▶ [What is being asked] Check each line of the material below, and copy it if it holds the string "Развитие".

[Recorded data]
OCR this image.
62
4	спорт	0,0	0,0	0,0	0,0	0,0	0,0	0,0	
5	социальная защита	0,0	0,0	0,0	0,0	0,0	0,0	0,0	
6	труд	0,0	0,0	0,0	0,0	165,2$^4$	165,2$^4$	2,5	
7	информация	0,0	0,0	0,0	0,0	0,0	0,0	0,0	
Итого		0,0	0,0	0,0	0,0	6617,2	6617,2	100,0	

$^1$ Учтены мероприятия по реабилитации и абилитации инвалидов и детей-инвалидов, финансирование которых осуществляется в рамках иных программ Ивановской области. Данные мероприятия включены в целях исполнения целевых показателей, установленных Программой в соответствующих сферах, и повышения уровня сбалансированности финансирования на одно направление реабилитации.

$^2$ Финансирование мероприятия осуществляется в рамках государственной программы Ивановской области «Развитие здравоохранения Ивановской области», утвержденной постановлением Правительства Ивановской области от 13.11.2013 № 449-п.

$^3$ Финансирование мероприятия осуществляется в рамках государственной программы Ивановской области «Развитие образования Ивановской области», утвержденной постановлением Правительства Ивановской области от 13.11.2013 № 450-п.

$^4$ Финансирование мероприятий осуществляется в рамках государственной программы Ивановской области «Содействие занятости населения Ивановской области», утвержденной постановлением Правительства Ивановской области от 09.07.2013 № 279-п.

▶ [Written solution]
$^2$ Финансирование мероприятия осуществляется в рамках государственной программы Ивановской области «Развитие здравоохранения Ивановской области», утвержденной постановлением Правительства Ивановской области от 13.11.2013 № 449-п.
$^3$ Финансирование мероприятия осуществляется в рамках государственной программы Ивановской области «Развитие образования Ивановской области», утвержденной постановлением Правительства Ивановской области от 13.11.2013 № 450-п.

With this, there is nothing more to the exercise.